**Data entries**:
####

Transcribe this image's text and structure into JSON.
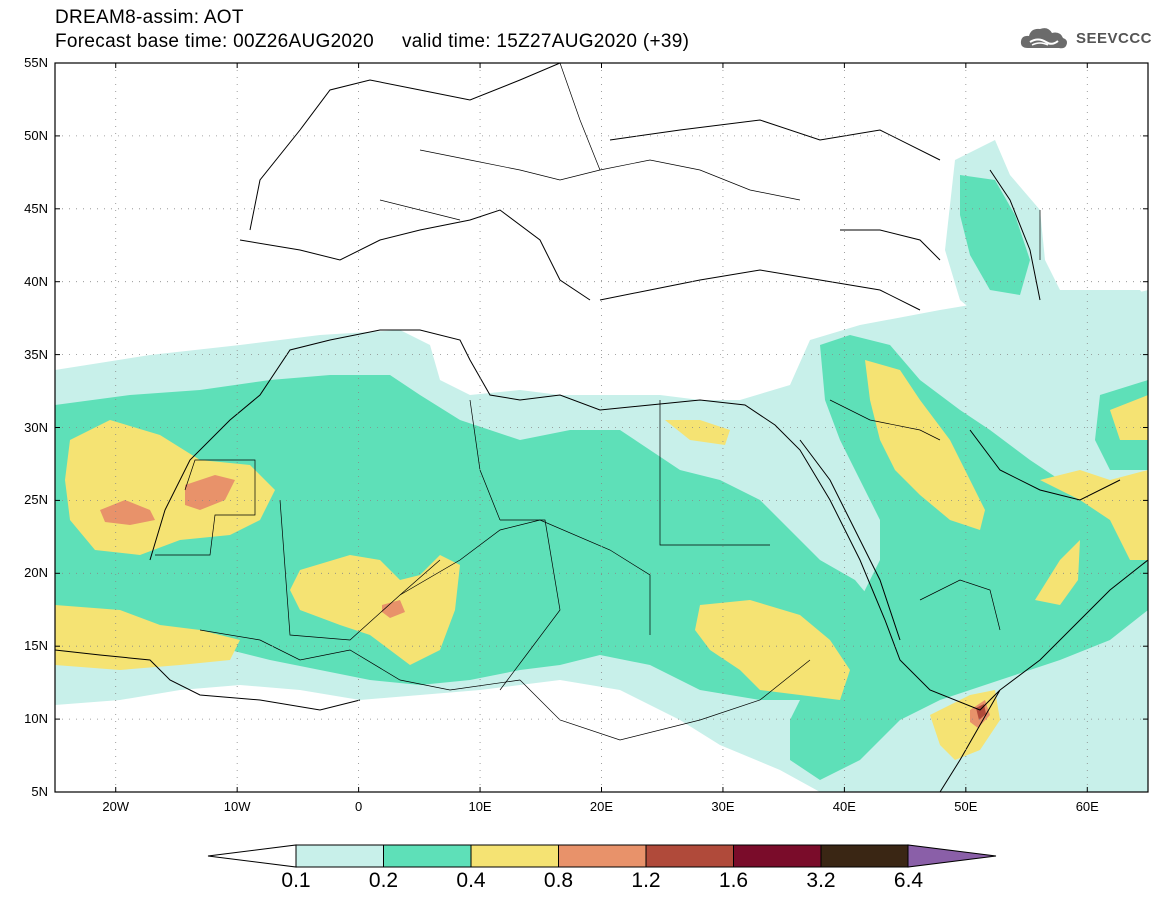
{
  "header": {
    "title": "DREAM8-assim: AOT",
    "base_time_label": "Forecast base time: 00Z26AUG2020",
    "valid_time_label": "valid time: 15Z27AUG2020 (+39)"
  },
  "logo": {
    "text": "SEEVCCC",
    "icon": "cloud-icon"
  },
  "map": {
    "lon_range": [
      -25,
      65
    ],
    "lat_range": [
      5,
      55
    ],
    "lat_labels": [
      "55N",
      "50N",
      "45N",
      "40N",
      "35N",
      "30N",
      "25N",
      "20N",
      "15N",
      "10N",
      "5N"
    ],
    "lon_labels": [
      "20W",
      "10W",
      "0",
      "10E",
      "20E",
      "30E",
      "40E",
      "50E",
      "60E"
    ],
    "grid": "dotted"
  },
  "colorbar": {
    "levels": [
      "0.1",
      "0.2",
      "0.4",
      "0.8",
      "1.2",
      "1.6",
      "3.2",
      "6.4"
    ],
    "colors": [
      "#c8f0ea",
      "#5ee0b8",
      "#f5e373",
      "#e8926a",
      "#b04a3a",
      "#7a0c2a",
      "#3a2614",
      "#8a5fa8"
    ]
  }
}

####

**TASK INSTRUCTIONS**: Only the number is wanted: how many lines in the data include the string "text"?

**TASK RESPONSE**: 2